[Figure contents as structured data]
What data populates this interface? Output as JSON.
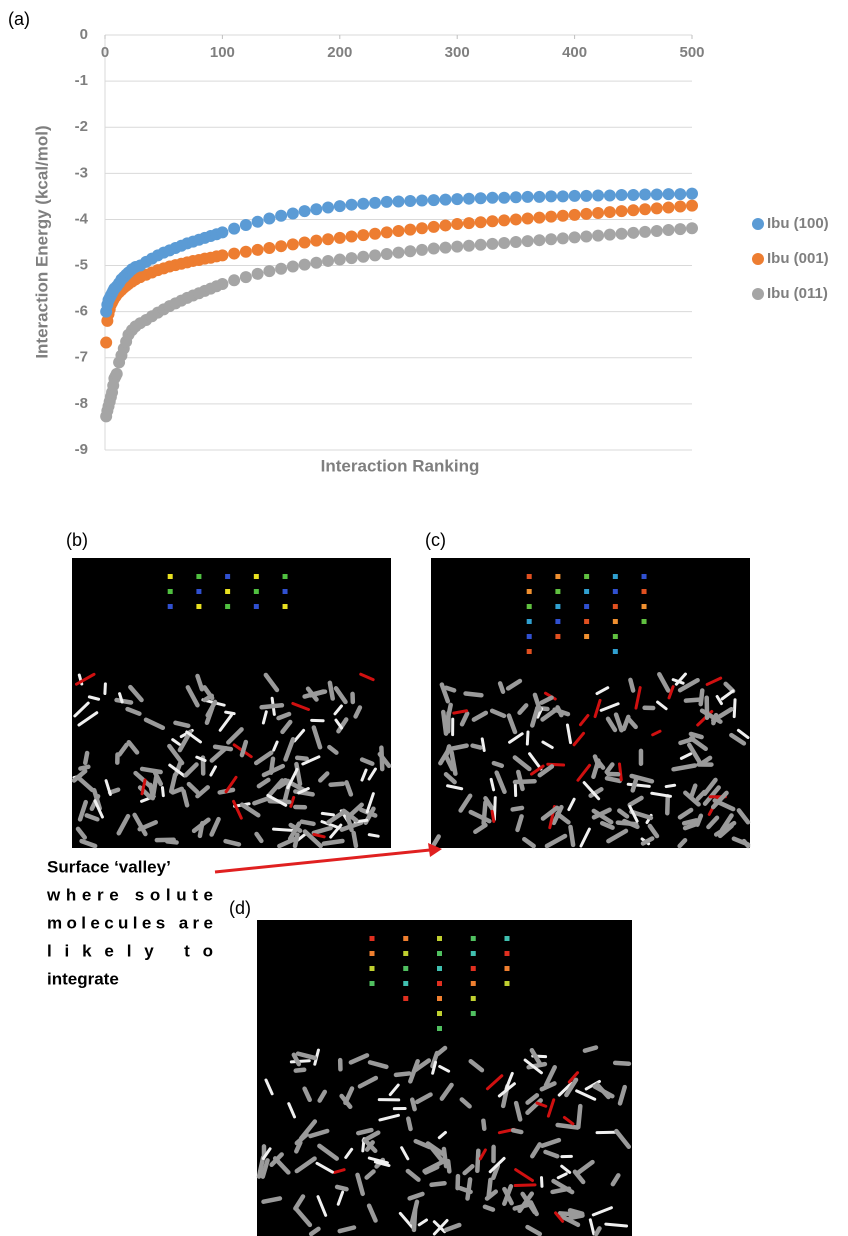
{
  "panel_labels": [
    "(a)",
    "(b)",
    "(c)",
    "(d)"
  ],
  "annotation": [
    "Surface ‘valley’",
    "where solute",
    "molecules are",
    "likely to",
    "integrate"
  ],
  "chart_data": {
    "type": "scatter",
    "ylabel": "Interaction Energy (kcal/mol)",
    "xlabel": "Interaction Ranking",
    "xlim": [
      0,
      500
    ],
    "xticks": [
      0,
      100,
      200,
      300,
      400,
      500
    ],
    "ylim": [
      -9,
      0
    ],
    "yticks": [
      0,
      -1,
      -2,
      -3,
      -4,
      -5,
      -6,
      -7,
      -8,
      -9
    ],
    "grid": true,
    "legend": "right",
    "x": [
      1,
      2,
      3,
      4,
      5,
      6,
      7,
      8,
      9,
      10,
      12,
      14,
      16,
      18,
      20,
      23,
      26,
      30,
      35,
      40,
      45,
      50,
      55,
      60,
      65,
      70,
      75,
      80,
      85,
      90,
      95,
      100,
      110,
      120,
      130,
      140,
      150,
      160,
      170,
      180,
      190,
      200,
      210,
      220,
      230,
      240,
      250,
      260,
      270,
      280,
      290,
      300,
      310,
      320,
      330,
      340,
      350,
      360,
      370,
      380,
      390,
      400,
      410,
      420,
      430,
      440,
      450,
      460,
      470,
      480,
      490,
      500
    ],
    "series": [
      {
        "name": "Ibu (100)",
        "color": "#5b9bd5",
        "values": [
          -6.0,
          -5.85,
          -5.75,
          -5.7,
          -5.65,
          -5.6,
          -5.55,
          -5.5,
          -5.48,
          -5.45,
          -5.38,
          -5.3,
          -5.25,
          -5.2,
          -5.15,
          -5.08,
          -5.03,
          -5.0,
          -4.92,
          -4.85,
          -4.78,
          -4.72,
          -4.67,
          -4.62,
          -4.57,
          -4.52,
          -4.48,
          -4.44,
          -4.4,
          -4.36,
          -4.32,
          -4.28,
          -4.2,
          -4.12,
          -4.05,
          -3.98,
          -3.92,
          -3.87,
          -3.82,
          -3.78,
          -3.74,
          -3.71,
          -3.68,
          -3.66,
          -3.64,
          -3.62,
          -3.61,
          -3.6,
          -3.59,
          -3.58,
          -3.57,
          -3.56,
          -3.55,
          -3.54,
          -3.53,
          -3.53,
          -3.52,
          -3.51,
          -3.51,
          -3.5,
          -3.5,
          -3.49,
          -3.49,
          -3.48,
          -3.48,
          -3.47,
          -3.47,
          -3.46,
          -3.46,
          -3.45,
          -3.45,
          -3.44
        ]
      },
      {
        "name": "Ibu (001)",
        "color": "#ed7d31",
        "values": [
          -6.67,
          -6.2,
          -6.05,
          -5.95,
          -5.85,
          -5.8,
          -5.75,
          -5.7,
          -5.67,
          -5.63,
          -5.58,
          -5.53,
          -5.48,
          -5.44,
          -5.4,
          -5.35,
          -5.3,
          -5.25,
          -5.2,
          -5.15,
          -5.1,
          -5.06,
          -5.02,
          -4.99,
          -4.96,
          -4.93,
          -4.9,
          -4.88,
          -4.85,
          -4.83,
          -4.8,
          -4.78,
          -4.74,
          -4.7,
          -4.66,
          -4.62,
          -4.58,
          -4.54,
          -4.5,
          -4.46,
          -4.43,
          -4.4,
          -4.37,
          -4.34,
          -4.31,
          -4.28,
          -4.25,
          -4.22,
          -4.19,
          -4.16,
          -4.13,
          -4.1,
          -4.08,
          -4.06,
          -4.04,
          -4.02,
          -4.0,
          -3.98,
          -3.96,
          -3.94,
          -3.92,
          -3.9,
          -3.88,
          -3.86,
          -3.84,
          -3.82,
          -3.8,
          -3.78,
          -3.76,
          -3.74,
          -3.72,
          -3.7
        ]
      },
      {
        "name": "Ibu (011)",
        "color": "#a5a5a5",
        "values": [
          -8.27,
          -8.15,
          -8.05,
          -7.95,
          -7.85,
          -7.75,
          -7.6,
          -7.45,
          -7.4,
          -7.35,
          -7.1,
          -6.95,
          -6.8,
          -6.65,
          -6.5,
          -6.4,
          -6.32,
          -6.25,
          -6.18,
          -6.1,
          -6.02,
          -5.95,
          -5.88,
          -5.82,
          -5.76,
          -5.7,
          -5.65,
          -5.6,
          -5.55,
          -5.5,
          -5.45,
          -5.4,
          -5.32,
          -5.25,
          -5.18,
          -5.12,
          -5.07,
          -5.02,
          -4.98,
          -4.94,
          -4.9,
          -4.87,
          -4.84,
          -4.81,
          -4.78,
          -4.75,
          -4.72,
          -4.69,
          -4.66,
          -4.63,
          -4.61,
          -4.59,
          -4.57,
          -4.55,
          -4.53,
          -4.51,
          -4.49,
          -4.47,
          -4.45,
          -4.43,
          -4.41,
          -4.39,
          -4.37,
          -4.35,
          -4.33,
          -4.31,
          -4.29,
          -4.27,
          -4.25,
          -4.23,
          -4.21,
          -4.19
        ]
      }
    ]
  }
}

## Required work
Give the count of lines holding the word "Interaction", with no other words.

## Exercise output
2